>> Begin RECORDS TO PROCESS

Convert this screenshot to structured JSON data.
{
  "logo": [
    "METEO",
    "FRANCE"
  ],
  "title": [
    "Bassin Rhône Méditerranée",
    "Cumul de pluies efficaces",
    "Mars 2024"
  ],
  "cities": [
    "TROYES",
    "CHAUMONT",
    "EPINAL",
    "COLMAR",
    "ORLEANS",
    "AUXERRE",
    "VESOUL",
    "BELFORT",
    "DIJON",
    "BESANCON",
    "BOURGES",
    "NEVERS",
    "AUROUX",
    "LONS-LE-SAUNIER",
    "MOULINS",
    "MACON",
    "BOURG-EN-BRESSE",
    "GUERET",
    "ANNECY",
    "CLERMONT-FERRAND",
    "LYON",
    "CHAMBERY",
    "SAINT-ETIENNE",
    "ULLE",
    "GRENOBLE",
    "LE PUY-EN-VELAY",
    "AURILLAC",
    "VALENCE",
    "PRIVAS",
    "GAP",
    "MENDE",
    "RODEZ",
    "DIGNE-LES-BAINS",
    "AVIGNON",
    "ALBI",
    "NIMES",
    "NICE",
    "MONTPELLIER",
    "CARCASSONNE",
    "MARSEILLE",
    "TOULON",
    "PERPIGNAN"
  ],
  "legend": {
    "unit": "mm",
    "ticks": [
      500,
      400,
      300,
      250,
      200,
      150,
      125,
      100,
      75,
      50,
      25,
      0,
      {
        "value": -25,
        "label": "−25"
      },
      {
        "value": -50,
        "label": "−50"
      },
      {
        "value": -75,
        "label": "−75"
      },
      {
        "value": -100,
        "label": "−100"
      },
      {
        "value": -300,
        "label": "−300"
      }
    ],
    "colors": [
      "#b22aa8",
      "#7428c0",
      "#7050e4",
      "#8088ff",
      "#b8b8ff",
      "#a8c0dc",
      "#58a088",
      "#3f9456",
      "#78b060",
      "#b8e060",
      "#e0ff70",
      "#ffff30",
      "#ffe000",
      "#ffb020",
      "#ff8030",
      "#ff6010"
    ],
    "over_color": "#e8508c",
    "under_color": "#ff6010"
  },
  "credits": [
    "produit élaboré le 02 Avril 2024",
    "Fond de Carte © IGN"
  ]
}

>> End RECORDS TO PROCESS

= TASK BRIEF =
Using the entries above, find all lines with "label". Copy them.

= TASK RESULT =
        "label": "−25"
        "label": "−50"
        "label": "−75"
        "label": "−100"
        "label": "−300"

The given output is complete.